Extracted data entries
==================================================

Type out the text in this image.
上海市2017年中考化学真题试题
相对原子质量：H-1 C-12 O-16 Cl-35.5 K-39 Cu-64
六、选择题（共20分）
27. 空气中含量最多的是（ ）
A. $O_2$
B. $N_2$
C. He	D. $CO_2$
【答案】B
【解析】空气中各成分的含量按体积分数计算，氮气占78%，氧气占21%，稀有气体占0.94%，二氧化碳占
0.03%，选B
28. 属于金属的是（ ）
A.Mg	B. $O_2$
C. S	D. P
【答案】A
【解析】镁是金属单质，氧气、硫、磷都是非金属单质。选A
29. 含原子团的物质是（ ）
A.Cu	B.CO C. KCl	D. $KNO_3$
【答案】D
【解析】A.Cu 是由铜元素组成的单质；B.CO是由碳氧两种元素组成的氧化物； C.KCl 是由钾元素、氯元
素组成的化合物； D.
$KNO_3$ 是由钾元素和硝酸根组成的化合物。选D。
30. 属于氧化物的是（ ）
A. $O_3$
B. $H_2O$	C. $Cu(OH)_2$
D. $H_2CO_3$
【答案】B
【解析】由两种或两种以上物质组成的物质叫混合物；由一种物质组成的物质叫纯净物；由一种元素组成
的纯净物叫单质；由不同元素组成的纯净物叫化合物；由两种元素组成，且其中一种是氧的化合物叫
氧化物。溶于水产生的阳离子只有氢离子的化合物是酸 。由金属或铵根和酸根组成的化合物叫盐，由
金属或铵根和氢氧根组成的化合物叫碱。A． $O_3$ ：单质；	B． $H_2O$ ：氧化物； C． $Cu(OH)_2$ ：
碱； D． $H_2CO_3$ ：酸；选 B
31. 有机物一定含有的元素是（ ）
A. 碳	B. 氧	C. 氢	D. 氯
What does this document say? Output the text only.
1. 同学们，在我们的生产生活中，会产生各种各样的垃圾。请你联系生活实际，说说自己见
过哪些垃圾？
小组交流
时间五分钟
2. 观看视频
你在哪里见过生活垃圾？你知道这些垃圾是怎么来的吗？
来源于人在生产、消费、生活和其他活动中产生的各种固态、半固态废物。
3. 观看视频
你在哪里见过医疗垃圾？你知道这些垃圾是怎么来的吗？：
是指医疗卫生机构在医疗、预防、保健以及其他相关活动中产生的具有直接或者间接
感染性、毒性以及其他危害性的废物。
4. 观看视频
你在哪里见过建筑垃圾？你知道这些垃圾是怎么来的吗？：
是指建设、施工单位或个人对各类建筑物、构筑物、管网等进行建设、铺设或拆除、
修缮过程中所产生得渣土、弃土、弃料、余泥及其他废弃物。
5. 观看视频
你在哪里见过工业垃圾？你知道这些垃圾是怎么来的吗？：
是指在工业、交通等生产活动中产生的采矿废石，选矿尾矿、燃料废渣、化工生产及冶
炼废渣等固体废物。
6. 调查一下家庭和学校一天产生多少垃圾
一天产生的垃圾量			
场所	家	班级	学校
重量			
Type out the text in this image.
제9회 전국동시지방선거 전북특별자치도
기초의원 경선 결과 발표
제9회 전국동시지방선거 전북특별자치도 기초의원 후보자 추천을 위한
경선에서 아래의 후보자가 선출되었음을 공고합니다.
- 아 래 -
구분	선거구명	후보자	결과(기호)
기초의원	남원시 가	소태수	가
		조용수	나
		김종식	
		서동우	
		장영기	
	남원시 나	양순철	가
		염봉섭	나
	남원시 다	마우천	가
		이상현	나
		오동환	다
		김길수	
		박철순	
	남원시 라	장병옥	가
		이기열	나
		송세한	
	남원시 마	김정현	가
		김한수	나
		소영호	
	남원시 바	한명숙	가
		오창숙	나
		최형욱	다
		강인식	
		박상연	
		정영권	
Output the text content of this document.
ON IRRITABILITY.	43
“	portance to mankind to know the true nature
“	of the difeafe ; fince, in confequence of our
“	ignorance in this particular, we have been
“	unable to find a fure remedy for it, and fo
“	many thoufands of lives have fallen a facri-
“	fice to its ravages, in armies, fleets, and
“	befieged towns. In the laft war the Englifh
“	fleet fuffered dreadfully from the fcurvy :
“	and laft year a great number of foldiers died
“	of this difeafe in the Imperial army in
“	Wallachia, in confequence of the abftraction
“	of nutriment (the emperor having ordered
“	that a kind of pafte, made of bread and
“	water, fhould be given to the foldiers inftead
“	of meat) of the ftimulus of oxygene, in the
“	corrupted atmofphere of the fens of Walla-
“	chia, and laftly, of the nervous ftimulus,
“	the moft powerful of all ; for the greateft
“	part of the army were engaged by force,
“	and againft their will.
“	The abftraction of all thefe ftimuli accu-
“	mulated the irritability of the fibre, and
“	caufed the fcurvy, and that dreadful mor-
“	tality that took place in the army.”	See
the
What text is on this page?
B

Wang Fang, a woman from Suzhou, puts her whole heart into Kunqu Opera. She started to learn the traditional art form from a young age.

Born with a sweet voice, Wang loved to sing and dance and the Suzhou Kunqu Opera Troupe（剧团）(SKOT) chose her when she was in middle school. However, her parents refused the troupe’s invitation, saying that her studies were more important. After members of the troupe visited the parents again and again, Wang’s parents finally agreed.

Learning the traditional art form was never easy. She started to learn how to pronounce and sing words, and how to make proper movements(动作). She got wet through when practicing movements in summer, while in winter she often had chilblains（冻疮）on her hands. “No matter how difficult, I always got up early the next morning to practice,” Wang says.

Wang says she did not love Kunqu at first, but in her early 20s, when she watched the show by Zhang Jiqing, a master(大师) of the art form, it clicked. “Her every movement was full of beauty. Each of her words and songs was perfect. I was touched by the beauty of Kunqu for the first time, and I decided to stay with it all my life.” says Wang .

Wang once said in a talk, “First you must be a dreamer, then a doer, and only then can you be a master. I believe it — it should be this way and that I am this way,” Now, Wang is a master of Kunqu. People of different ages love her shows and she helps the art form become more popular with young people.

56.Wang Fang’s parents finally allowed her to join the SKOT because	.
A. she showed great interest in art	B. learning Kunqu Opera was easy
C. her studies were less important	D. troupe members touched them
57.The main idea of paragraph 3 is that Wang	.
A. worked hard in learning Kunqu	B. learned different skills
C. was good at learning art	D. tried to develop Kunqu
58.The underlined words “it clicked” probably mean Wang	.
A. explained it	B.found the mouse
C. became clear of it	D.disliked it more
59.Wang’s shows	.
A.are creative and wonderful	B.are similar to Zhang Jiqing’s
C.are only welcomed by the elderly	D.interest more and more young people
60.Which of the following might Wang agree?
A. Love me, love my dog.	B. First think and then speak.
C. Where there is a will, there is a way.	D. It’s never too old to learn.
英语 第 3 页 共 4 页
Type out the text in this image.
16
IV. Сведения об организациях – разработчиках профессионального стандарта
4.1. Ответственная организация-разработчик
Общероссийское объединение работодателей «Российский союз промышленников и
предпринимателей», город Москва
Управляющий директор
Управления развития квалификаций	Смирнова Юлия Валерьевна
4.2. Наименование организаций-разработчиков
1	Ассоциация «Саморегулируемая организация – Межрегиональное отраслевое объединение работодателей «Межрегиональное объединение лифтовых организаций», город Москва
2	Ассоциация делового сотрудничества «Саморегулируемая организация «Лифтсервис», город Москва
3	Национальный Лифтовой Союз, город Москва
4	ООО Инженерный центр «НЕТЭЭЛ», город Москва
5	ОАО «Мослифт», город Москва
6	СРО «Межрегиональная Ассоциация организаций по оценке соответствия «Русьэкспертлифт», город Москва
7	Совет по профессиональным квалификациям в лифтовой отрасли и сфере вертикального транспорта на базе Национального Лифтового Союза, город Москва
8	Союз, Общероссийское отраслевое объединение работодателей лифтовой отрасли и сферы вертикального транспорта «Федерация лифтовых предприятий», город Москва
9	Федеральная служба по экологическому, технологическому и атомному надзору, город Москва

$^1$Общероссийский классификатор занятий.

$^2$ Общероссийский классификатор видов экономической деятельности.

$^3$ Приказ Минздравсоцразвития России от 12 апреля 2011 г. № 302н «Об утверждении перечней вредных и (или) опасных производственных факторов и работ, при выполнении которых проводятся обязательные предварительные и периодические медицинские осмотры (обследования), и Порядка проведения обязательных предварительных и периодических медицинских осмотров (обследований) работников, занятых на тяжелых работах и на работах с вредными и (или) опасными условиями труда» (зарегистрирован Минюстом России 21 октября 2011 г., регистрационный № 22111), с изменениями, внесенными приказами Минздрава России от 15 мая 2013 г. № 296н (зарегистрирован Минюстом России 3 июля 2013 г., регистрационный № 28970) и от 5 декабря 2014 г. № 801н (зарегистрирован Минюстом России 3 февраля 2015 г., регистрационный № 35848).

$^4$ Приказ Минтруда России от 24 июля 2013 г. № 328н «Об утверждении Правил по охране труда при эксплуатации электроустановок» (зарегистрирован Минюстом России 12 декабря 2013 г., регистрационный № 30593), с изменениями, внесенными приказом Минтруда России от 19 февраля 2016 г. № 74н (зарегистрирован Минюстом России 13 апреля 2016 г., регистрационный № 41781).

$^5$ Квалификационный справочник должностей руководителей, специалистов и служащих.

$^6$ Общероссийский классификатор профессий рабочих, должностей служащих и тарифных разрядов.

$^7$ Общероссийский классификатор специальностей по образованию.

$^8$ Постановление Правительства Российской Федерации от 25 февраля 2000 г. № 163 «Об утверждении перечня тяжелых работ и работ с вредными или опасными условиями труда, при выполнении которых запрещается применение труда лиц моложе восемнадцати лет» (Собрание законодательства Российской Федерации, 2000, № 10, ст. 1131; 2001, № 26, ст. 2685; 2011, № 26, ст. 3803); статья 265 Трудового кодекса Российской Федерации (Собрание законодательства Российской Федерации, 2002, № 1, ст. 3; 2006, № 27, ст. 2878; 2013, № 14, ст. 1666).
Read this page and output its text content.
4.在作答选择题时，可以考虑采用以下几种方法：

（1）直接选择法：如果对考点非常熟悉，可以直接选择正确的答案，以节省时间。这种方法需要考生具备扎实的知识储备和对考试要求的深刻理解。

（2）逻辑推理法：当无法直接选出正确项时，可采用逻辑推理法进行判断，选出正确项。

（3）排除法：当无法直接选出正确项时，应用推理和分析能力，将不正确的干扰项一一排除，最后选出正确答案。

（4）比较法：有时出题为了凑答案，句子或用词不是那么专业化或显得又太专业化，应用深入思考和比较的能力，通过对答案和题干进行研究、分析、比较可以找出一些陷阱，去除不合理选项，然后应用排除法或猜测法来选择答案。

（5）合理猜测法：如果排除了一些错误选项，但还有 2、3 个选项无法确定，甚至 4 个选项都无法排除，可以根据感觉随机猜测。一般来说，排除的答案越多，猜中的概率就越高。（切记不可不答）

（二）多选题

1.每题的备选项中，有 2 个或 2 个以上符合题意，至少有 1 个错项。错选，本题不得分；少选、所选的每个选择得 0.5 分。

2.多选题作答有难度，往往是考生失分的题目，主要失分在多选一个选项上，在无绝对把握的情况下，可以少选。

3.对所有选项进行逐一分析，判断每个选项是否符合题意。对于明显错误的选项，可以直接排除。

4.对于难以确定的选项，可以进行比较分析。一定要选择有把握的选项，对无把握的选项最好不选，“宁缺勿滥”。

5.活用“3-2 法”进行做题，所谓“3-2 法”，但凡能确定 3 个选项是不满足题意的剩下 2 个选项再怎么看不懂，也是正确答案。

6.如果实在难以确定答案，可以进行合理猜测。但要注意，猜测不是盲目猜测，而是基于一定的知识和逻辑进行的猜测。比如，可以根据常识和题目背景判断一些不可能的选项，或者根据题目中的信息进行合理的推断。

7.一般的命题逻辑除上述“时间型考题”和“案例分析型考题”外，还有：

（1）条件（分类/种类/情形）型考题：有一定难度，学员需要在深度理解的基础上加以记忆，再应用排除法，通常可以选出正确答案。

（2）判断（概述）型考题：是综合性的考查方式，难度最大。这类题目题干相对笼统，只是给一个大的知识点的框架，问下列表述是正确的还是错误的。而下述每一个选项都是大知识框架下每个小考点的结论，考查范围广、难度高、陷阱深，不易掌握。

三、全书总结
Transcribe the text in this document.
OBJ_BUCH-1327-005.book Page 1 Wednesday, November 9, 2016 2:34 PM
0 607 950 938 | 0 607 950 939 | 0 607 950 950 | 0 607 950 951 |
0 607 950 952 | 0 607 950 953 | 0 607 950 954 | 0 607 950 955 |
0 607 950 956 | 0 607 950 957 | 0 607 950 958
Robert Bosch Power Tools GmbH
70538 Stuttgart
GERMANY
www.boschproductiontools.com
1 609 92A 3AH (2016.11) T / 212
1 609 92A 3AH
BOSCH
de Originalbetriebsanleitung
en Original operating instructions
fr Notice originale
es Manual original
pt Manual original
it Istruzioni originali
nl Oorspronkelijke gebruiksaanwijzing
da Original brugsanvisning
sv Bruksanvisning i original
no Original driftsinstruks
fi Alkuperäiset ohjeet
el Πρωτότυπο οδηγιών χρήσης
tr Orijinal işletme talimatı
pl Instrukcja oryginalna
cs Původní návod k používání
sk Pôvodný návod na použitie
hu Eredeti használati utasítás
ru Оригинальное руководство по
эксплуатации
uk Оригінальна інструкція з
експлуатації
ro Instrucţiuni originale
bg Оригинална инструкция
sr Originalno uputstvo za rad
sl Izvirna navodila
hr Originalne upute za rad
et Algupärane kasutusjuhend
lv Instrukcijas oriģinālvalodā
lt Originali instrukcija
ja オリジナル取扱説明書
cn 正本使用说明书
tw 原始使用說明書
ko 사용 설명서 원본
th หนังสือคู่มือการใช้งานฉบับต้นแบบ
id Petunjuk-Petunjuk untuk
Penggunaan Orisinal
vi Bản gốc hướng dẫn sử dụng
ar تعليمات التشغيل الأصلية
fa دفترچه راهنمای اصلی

==================================================

◆ **TO DO**
The word "easy" may occur in lines of the records. Report how many such lines there are, giving only the number.

◆ **THE ANSWER**
2